▸ **Work to be completed**:
In full and without alteration, repeat the material.

▸ **Entries**:
• • •
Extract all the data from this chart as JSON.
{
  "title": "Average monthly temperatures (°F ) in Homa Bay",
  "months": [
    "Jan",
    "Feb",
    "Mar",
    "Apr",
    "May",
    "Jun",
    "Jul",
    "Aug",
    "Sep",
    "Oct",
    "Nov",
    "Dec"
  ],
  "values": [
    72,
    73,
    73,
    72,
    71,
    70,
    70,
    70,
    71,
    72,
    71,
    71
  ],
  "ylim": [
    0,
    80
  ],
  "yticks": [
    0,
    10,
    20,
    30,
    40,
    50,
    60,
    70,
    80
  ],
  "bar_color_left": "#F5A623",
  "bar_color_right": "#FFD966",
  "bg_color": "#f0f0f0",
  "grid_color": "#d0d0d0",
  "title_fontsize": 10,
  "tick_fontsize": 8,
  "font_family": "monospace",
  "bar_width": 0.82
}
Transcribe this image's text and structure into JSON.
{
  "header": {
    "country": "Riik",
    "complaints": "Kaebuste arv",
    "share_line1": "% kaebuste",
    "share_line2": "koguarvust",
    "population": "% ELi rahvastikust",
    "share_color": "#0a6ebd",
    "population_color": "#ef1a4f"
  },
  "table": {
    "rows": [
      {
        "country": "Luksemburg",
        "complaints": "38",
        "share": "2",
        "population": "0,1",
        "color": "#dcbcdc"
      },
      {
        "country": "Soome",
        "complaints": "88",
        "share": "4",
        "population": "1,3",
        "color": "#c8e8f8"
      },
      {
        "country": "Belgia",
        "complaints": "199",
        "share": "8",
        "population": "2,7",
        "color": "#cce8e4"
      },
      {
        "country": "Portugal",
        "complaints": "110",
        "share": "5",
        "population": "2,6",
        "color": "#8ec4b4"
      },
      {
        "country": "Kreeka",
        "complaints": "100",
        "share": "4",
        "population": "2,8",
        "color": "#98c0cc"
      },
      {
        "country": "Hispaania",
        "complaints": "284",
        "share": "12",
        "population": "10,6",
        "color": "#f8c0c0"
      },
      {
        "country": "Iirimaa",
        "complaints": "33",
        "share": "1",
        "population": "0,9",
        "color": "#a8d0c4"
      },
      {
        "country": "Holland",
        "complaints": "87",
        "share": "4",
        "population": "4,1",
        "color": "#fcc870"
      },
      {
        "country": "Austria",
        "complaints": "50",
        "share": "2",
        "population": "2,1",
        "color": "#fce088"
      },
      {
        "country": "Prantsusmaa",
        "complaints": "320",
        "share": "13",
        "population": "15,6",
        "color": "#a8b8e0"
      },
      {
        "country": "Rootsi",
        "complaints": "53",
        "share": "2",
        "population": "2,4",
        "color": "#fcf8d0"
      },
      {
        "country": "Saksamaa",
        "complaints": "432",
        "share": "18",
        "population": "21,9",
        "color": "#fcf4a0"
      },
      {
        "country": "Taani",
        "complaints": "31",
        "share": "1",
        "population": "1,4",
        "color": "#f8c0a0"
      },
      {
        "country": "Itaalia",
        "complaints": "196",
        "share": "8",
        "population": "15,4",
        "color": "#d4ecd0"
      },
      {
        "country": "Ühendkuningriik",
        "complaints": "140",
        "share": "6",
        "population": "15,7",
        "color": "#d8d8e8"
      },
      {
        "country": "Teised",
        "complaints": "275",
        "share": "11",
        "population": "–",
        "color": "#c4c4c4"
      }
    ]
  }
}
• • •
▸ **Task solution**:
Extract all the data from this chart as JSON.
{
  "title": "Average monthly temperatures (°F ) in Homa Bay",
  "months": [
    "Jan",
    "Feb",
    "Mar",
    "Apr",
    "May",
    "Jun",
    "Jul",
    "Aug",
    "Sep",
    "Oct",
    "Nov",
    "Dec"
  ],
  "values": [
    72,
    73,
    73,
    72,
    71,
    70,
    70,
    70,
    71,
    72,
    71,
    71
  ],
  "ylim": [
    0,
    80
  ],
  "yticks": [
    0,
    10,
    20,
    30,
    40,
    50,
    60,
    70,
    80
  ],
  "bar_color_left": "#F5A623",
  "bar_color_right": "#FFD966",
  "bg_color": "#f0f0f0",
  "grid_color": "#d0d0d0",
  "title_fontsize": 10,
  "tick_fontsize": 8,
  "font_family": "monospace",
  "bar_width": 0.82
}
Transcribe this image's text and structure into JSON.
{
  "header": {
    "country": "Riik",
    "complaints": "Kaebuste arv",
    "share_line1": "% kaebuste",
    "share_line2": "koguarvust",
    "population": "% ELi rahvastikust",
    "share_color": "#0a6ebd",
    "population_color": "#ef1a4f"
  },
  "table": {
    "rows": [
      {
        "country": "Luksemburg",
        "complaints": "38",
        "share": "2",
        "population": "0,1",
        "color": "#dcbcdc"
      },
      {
        "country": "Soome",
        "complaints": "88",
        "share": "4",
        "population": "1,3",
        "color": "#c8e8f8"
      },
      {
        "country": "Belgia",
        "complaints": "199",
        "share": "8",
        "population": "2,7",
        "color": "#cce8e4"
      },
      {
        "country": "Portugal",
        "complaints": "110",
        "share": "5",
        "population": "2,6",
        "color": "#8ec4b4"
      },
      {
        "country": "Kreeka",
        "complaints": "100",
        "share": "4",
        "population": "2,8",
        "color": "#98c0cc"
      },
      {
        "country": "Hispaania",
        "complaints": "284",
        "share": "12",
        "population": "10,6",
        "color": "#f8c0c0"
      },
      {
        "country": "Iirimaa",
        "complaints": "33",
        "share": "1",
        "population": "0,9",
        "color": "#a8d0c4"
      },
      {
        "country": "Holland",
        "complaints": "87",
        "share": "4",
        "population": "4,1",
        "color": "#fcc870"
      },
      {
        "country": "Austria",
        "complaints": "50",
        "share": "2",
        "population": "2,1",
        "color": "#fce088"
      },
      {
        "country": "Prantsusmaa",
        "complaints": "320",
        "share": "13",
        "population": "15,6",
        "color": "#a8b8e0"
      },
      {
        "country": "Rootsi",
        "complaints": "53",
        "share": "2",
        "population": "2,4",
        "color": "#fcf8d0"
      },
      {
        "country": "Saksamaa",
        "complaints": "432",
        "share": "18",
        "population": "21,9",
        "color": "#fcf4a0"
      },
      {
        "country": "Taani",
        "complaints": "31",
        "share": "1",
        "population": "1,4",
        "color": "#f8c0a0"
      },
      {
        "country": "Itaalia",
        "complaints": "196",
        "share": "8",
        "population": "15,4",
        "color": "#d4ecd0"
      },
      {
        "country": "Ühendkuningriik",
        "complaints": "140",
        "share": "6",
        "population": "15,7",
        "color": "#d8d8e8"
      },
      {
        "country": "Teised",
        "complaints": "275",
        "share": "11",
        "population": "–",
        "color": "#c4c4c4"
      }
    ]
  }
}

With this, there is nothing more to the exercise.